Direction: Give a verbatim copy of the lines below, minus the pictures.

Listed entries:
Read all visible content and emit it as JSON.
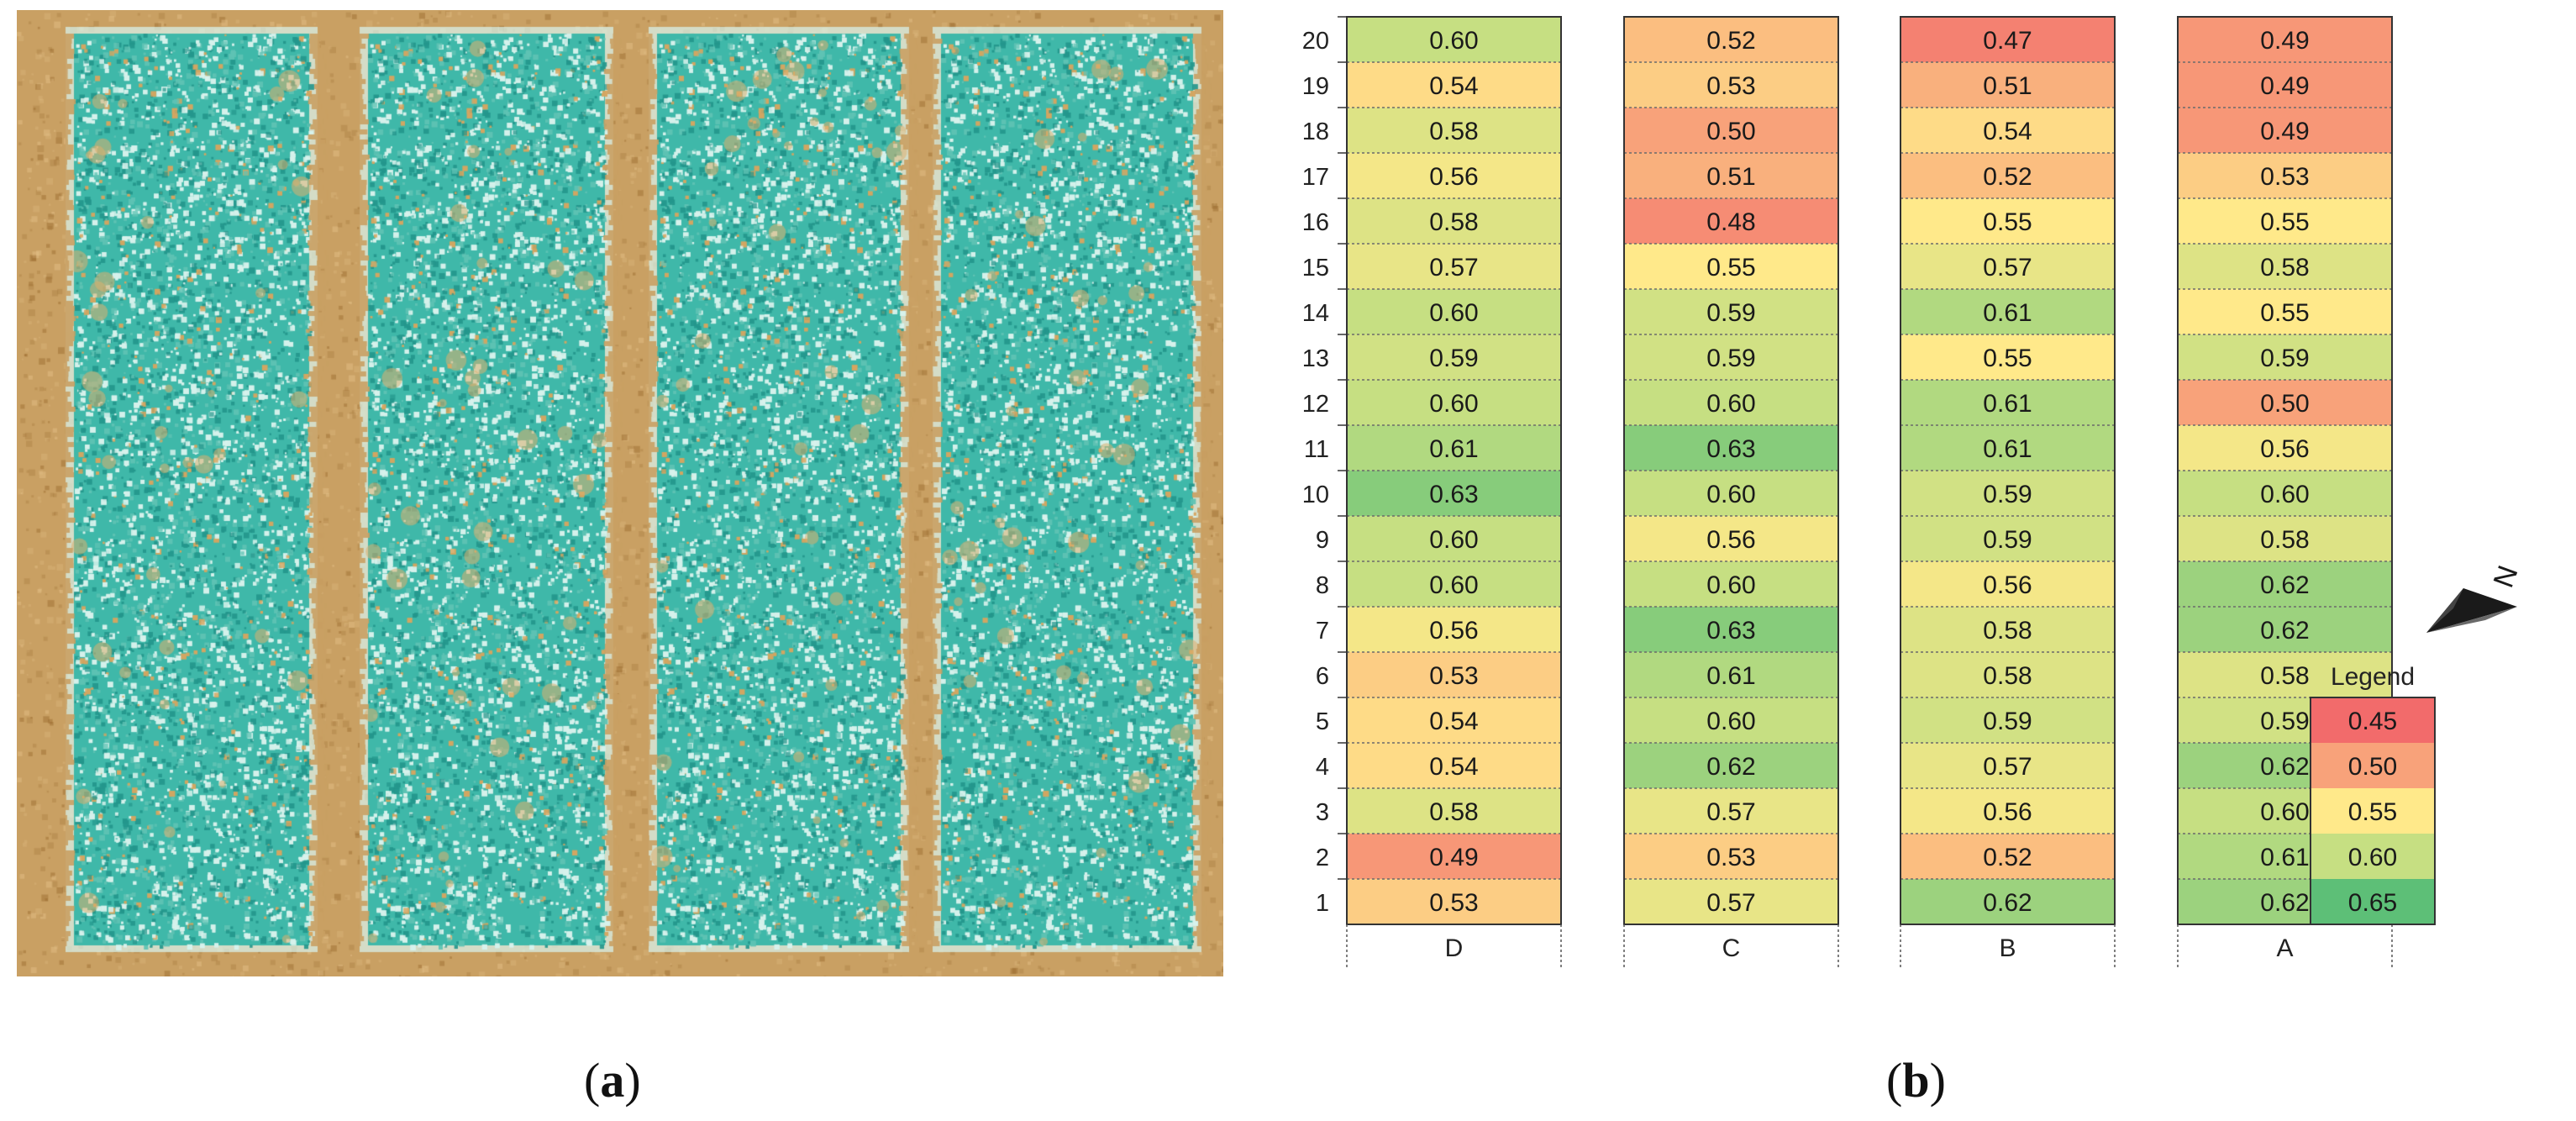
{
  "panels": {
    "a_label": "a",
    "b_label": "b"
  },
  "aerial_image": {
    "colors": {
      "soil": "#c9a063",
      "canopy": "#3fb8a9",
      "canopy_light": "#c8ece4"
    }
  },
  "chart_data": {
    "type": "heatmap",
    "columns": [
      "D",
      "C",
      "B",
      "A"
    ],
    "rows": [
      1,
      2,
      3,
      4,
      5,
      6,
      7,
      8,
      9,
      10,
      11,
      12,
      13,
      14,
      15,
      16,
      17,
      18,
      19,
      20
    ],
    "values": {
      "D": [
        0.53,
        0.49,
        0.58,
        0.54,
        0.54,
        0.53,
        0.56,
        0.6,
        0.6,
        0.63,
        0.61,
        0.6,
        0.59,
        0.6,
        0.57,
        0.58,
        0.56,
        0.58,
        0.54,
        0.6
      ],
      "C": [
        0.57,
        0.53,
        0.57,
        0.62,
        0.6,
        0.61,
        0.63,
        0.6,
        0.56,
        0.6,
        0.63,
        0.6,
        0.59,
        0.59,
        0.55,
        0.48,
        0.51,
        0.5,
        0.53,
        0.52
      ],
      "B": [
        0.62,
        0.52,
        0.56,
        0.57,
        0.59,
        0.58,
        0.58,
        0.56,
        0.59,
        0.59,
        0.61,
        0.61,
        0.55,
        0.61,
        0.57,
        0.55,
        0.52,
        0.54,
        0.51,
        0.47
      ],
      "A": [
        0.62,
        0.61,
        0.6,
        0.62,
        0.59,
        0.58,
        0.62,
        0.62,
        0.58,
        0.6,
        0.56,
        0.5,
        0.59,
        0.55,
        0.58,
        0.55,
        0.53,
        0.49,
        0.49,
        0.49
      ]
    },
    "legend": {
      "title": "Legend",
      "entries": [
        {
          "label": "0.45",
          "value": 0.45,
          "color": "#f26b6b"
        },
        {
          "label": "0.50",
          "value": 0.5,
          "color": "#f8a27a"
        },
        {
          "label": "0.55",
          "value": 0.55,
          "color": "#ffe98a"
        },
        {
          "label": "0.60",
          "value": 0.6,
          "color": "#c6df82"
        },
        {
          "label": "0.65",
          "value": 0.65,
          "color": "#5dbf77"
        }
      ]
    },
    "north_arrow_label": "N"
  }
}
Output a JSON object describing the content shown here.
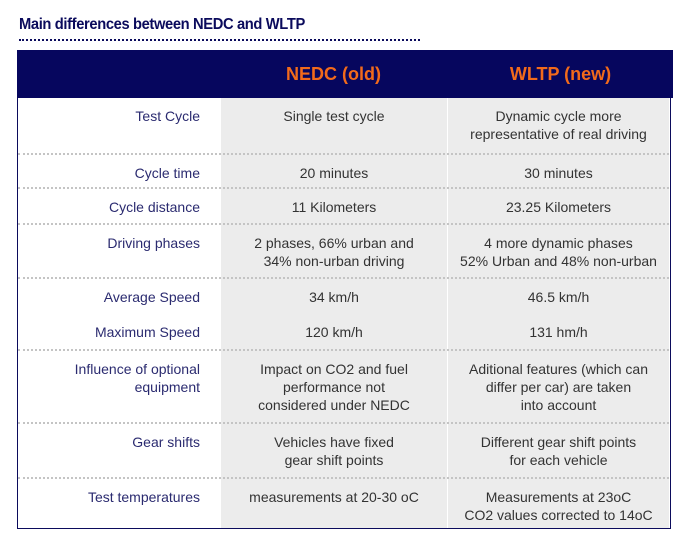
{
  "title": "Main differences between NEDC and WLTP",
  "colors": {
    "header_bg": "#06065e",
    "header_text": "#f26a1b",
    "label_text": "#2b2b70",
    "cell_bg": "#ececec"
  },
  "columns": [
    "",
    "NEDC (old)",
    "WLTP (new)"
  ],
  "rows": [
    {
      "label": "Test Cycle",
      "nedc": "Single test cycle",
      "wltp": "Dynamic cycle more\nrepresentative of real driving"
    },
    {
      "label": "Cycle time",
      "nedc": "20 minutes",
      "wltp": "30 minutes"
    },
    {
      "label": "Cycle distance",
      "nedc": "11 Kilometers",
      "wltp": "23.25 Kilometers"
    },
    {
      "label": "Driving phases",
      "nedc": "2 phases, 66% urban and\n34% non-urban driving",
      "wltp": "4 more dynamic phases\n52% Urban and 48% non-urban"
    },
    {
      "label": "Average Speed",
      "nedc": "34 km/h",
      "wltp": "46.5 km/h"
    },
    {
      "label": "Maximum Speed",
      "nedc": "120 km/h",
      "wltp": "131 hm/h"
    },
    {
      "label": "Influence of optional\nequipment",
      "nedc": "Impact on CO2 and fuel\nperformance not\nconsidered under NEDC",
      "wltp": "Aditional features (which can\ndiffer per car) are taken\ninto account"
    },
    {
      "label": "Gear shifts",
      "nedc": "Vehicles have fixed\ngear shift points",
      "wltp": "Different gear shift points\nfor each vehicle"
    },
    {
      "label": "Test temperatures",
      "nedc": "measurements at 20-30 oC",
      "wltp": "Measurements at 23oC\nCO2 values corrected to 14oC"
    }
  ]
}
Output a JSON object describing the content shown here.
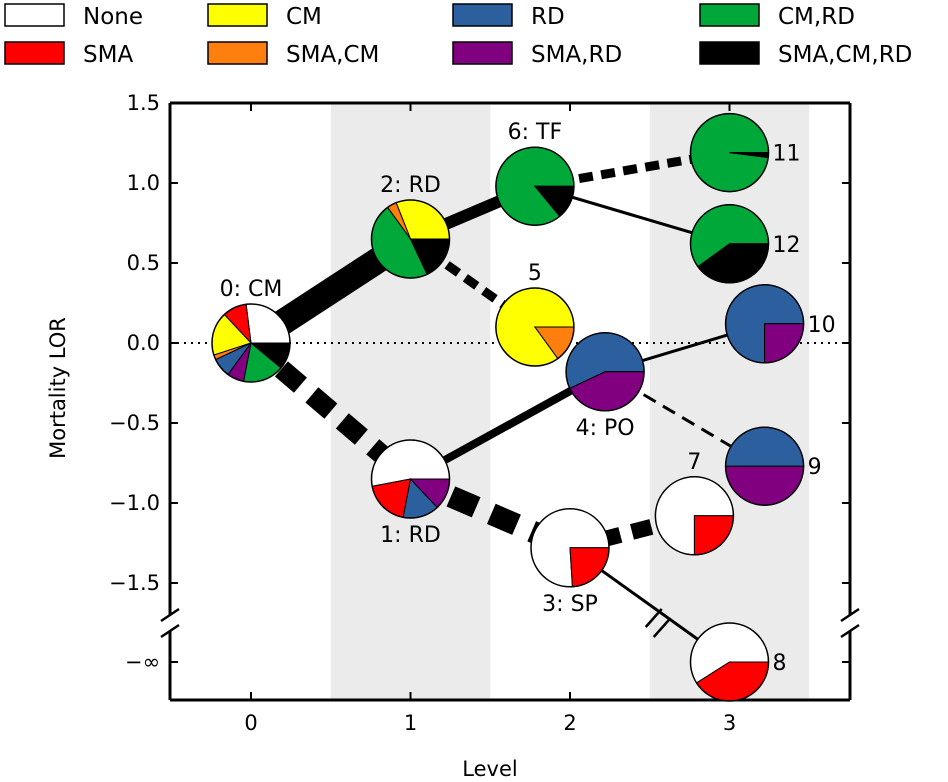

Solution for this problem:
Read all visible content and emit it as JSON.
{
  "panels": {
    "a_label": "a",
    "b_label": "b"
  },
  "aerial_image": {
    "colors": {
      "soil": "#c9a063",
      "canopy": "#3fb8a9",
      "canopy_light": "#c8ece4"
    }
  },
  "chart_data": {
    "type": "heatmap",
    "columns": [
      "D",
      "C",
      "B",
      "A"
    ],
    "rows": [
      1,
      2,
      3,
      4,
      5,
      6,
      7,
      8,
      9,
      10,
      11,
      12,
      13,
      14,
      15,
      16,
      17,
      18,
      19,
      20
    ],
    "values": {
      "D": [
        0.53,
        0.49,
        0.58,
        0.54,
        0.54,
        0.53,
        0.56,
        0.6,
        0.6,
        0.63,
        0.61,
        0.6,
        0.59,
        0.6,
        0.57,
        0.58,
        0.56,
        0.58,
        0.54,
        0.6
      ],
      "C": [
        0.57,
        0.53,
        0.57,
        0.62,
        0.6,
        0.61,
        0.63,
        0.6,
        0.56,
        0.6,
        0.63,
        0.6,
        0.59,
        0.59,
        0.55,
        0.48,
        0.51,
        0.5,
        0.53,
        0.52
      ],
      "B": [
        0.62,
        0.52,
        0.56,
        0.57,
        0.59,
        0.58,
        0.58,
        0.56,
        0.59,
        0.59,
        0.61,
        0.61,
        0.55,
        0.61,
        0.57,
        0.55,
        0.52,
        0.54,
        0.51,
        0.47
      ],
      "A": [
        0.62,
        0.61,
        0.6,
        0.62,
        0.59,
        0.58,
        0.62,
        0.62,
        0.58,
        0.6,
        0.56,
        0.5,
        0.59,
        0.55,
        0.58,
        0.55,
        0.53,
        0.49,
        0.49,
        0.49
      ]
    },
    "legend": {
      "title": "Legend",
      "entries": [
        {
          "label": "0.45",
          "value": 0.45,
          "color": "#f26b6b"
        },
        {
          "label": "0.50",
          "value": 0.5,
          "color": "#f8a27a"
        },
        {
          "label": "0.55",
          "value": 0.55,
          "color": "#ffe98a"
        },
        {
          "label": "0.60",
          "value": 0.6,
          "color": "#c6df82"
        },
        {
          "label": "0.65",
          "value": 0.65,
          "color": "#5dbf77"
        }
      ]
    },
    "north_arrow_label": "N"
  }
}
Output a JSON object describing the content shown here.
{
  "title": "Main differences between NEDC and WLTP",
  "colors": {
    "header_bg": "#06065e",
    "header_text": "#f26a1b",
    "label_text": "#2b2b70",
    "cell_bg": "#ececec"
  },
  "columns": [
    "",
    "NEDC (old)",
    "WLTP (new)"
  ],
  "rows": [
    {
      "label": "Test Cycle",
      "nedc": "Single test cycle",
      "wltp": "Dynamic cycle more\nrepresentative of real driving"
    },
    {
      "label": "Cycle time",
      "nedc": "20 minutes",
      "wltp": "30 minutes"
    },
    {
      "label": "Cycle distance",
      "nedc": "11 Kilometers",
      "wltp": "23.25 Kilometers"
    },
    {
      "label": "Driving phases",
      "nedc": "2 phases, 66% urban and\n34% non-urban driving",
      "wltp": "4 more dynamic phases\n52% Urban and 48% non-urban"
    },
    {
      "label": "Average Speed",
      "nedc": "34 km/h",
      "wltp": "46.5 km/h"
    },
    {
      "label": "Maximum Speed",
      "nedc": "120 km/h",
      "wltp": "131 hm/h"
    },
    {
      "label": "Influence of optional\nequipment",
      "nedc": "Impact on CO2 and fuel\nperformance not\nconsidered under NEDC",
      "wltp": "Aditional features (which can\ndiffer per car) are taken\ninto account"
    },
    {
      "label": "Gear shifts",
      "nedc": "Vehicles have fixed\ngear shift points",
      "wltp": "Different gear shift points\nfor each vehicle"
    },
    {
      "label": "Test temperatures",
      "nedc": "measurements at 20-30 oC",
      "wltp": "Measurements at 23oC\nCO2 values corrected to 14oC"
    }
  ]
}
Output a JSON object describing the content shown here.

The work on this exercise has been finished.